##### Raw records

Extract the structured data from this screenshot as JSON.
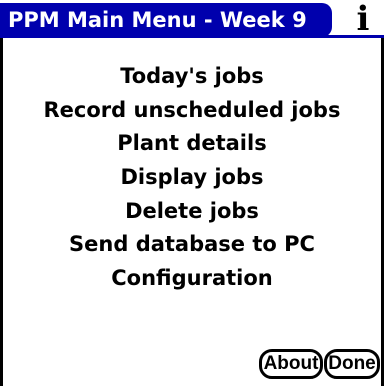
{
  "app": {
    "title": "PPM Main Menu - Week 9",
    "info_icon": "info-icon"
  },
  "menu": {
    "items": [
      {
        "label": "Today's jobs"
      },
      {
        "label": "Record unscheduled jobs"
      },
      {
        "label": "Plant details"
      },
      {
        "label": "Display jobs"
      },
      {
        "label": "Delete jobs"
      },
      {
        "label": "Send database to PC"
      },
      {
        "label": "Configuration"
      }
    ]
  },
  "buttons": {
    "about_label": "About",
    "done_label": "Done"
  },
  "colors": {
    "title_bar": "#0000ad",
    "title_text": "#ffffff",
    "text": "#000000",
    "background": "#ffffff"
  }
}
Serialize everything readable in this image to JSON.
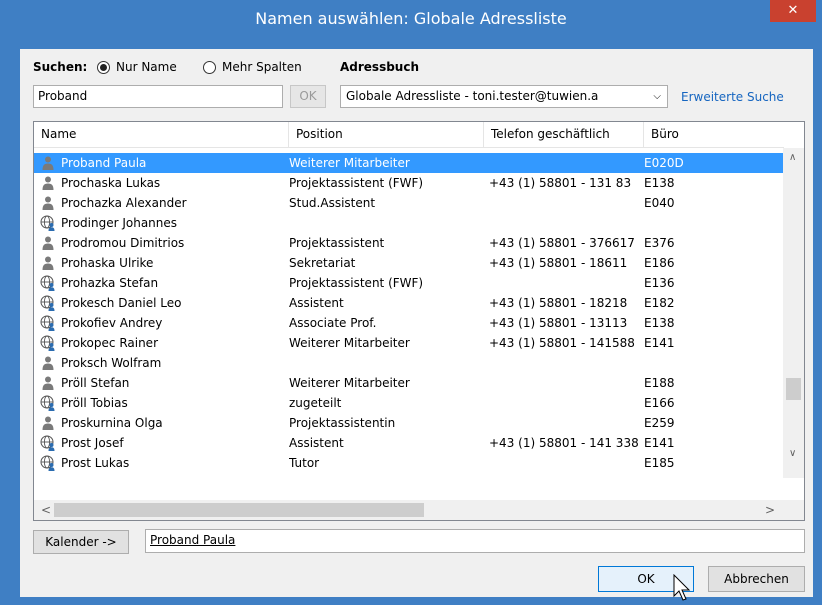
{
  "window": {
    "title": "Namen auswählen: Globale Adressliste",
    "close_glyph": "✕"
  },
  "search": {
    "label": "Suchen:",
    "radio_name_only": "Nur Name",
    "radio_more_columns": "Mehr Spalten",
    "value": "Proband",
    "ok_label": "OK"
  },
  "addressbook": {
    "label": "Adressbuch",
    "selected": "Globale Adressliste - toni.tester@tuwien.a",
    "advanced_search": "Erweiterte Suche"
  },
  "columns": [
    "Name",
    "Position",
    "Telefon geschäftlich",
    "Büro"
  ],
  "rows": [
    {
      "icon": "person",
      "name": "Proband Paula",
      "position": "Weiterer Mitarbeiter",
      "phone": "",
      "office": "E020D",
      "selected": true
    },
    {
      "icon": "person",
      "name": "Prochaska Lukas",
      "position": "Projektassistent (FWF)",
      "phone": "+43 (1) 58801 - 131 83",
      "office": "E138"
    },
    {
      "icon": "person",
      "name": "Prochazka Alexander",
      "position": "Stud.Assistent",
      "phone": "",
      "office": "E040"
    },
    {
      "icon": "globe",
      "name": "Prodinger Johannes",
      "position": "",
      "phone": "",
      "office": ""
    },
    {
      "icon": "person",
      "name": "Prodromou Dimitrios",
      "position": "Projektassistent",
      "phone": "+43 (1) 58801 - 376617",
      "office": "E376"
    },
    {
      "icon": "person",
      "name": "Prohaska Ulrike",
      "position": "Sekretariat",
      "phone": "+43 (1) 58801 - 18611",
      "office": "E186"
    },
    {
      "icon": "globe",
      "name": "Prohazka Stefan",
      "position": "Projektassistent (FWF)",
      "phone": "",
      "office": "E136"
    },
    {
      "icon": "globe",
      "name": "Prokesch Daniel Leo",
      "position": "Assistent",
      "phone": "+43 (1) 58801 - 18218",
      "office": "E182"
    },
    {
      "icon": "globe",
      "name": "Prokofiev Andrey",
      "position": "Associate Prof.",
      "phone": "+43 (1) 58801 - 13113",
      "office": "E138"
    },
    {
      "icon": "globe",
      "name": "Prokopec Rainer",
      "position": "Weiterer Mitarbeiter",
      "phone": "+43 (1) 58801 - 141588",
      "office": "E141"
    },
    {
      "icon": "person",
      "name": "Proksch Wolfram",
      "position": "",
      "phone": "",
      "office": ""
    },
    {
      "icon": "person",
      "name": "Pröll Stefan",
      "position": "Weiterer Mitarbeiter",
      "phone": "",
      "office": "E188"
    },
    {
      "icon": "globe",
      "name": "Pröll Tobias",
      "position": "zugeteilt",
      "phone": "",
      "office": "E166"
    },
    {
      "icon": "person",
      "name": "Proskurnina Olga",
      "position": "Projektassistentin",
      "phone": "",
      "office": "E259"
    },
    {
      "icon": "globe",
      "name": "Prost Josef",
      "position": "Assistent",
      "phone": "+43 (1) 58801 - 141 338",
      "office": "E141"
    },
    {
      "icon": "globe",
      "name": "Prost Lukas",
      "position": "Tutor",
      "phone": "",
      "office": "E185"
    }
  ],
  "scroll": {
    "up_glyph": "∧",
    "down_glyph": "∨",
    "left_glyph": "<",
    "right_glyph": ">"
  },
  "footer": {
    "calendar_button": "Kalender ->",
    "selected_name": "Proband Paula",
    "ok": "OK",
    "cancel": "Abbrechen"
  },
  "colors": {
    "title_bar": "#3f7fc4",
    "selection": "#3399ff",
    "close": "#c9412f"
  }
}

##########

▶ _Exercise details_: Strip out the images, then output the records above word for word.

▶ _Written solution_:
Extract the structured data from this screenshot as JSON.
{
  "app": {
    "title": "PPM Main Menu - Week 9",
    "info_icon": "info-icon"
  },
  "menu": {
    "items": [
      {
        "label": "Today's jobs"
      },
      {
        "label": "Record unscheduled jobs"
      },
      {
        "label": "Plant details"
      },
      {
        "label": "Display jobs"
      },
      {
        "label": "Delete jobs"
      },
      {
        "label": "Send database to PC"
      },
      {
        "label": "Configuration"
      }
    ]
  },
  "buttons": {
    "about_label": "About",
    "done_label": "Done"
  },
  "colors": {
    "title_bar": "#0000ad",
    "title_text": "#ffffff",
    "text": "#000000",
    "background": "#ffffff"
  }
}
Serialize everything readable in this image to JSON.
{
  "window": {
    "title": "Namen auswählen: Globale Adressliste",
    "close_glyph": "✕"
  },
  "search": {
    "label": "Suchen:",
    "radio_name_only": "Nur Name",
    "radio_more_columns": "Mehr Spalten",
    "value": "Proband",
    "ok_label": "OK"
  },
  "addressbook": {
    "label": "Adressbuch",
    "selected": "Globale Adressliste - toni.tester@tuwien.a",
    "advanced_search": "Erweiterte Suche"
  },
  "columns": [
    "Name",
    "Position",
    "Telefon geschäftlich",
    "Büro"
  ],
  "rows": [
    {
      "icon": "person",
      "name": "Proband Paula",
      "position": "Weiterer Mitarbeiter",
      "phone": "",
      "office": "E020D",
      "selected": true
    },
    {
      "icon": "person",
      "name": "Prochaska Lukas",
      "position": "Projektassistent (FWF)",
      "phone": "+43 (1) 58801 - 131 83",
      "office": "E138"
    },
    {
      "icon": "person",
      "name": "Prochazka Alexander",
      "position": "Stud.Assistent",
      "phone": "",
      "office": "E040"
    },
    {
      "icon": "globe",
      "name": "Prodinger Johannes",
      "position": "",
      "phone": "",
      "office": ""
    },
    {
      "icon": "person",
      "name": "Prodromou Dimitrios",
      "position": "Projektassistent",
      "phone": "+43 (1) 58801 - 376617",
      "office": "E376"
    },
    {
      "icon": "person",
      "name": "Prohaska Ulrike",
      "position": "Sekretariat",
      "phone": "+43 (1) 58801 - 18611",
      "office": "E186"
    },
    {
      "icon": "globe",
      "name": "Prohazka Stefan",
      "position": "Projektassistent (FWF)",
      "phone": "",
      "office": "E136"
    },
    {
      "icon": "globe",
      "name": "Prokesch Daniel Leo",
      "position": "Assistent",
      "phone": "+43 (1) 58801 - 18218",
      "office": "E182"
    },
    {
      "icon": "globe",
      "name": "Prokofiev Andrey",
      "position": "Associate Prof.",
      "phone": "+43 (1) 58801 - 13113",
      "office": "E138"
    },
    {
      "icon": "globe",
      "name": "Prokopec Rainer",
      "position": "Weiterer Mitarbeiter",
      "phone": "+43 (1) 58801 - 141588",
      "office": "E141"
    },
    {
      "icon": "person",
      "name": "Proksch Wolfram",
      "position": "",
      "phone": "",
      "office": ""
    },
    {
      "icon": "person",
      "name": "Pröll Stefan",
      "position": "Weiterer Mitarbeiter",
      "phone": "",
      "office": "E188"
    },
    {
      "icon": "globe",
      "name": "Pröll Tobias",
      "position": "zugeteilt",
      "phone": "",
      "office": "E166"
    },
    {
      "icon": "person",
      "name": "Proskurnina Olga",
      "position": "Projektassistentin",
      "phone": "",
      "office": "E259"
    },
    {
      "icon": "globe",
      "name": "Prost Josef",
      "position": "Assistent",
      "phone": "+43 (1) 58801 - 141 338",
      "office": "E141"
    },
    {
      "icon": "globe",
      "name": "Prost Lukas",
      "position": "Tutor",
      "phone": "",
      "office": "E185"
    }
  ],
  "scroll": {
    "up_glyph": "∧",
    "down_glyph": "∨",
    "left_glyph": "<",
    "right_glyph": ">"
  },
  "footer": {
    "calendar_button": "Kalender ->",
    "selected_name": "Proband Paula",
    "ok": "OK",
    "cancel": "Abbrechen"
  },
  "colors": {
    "title_bar": "#3f7fc4",
    "selection": "#3399ff",
    "close": "#c9412f"
  }
}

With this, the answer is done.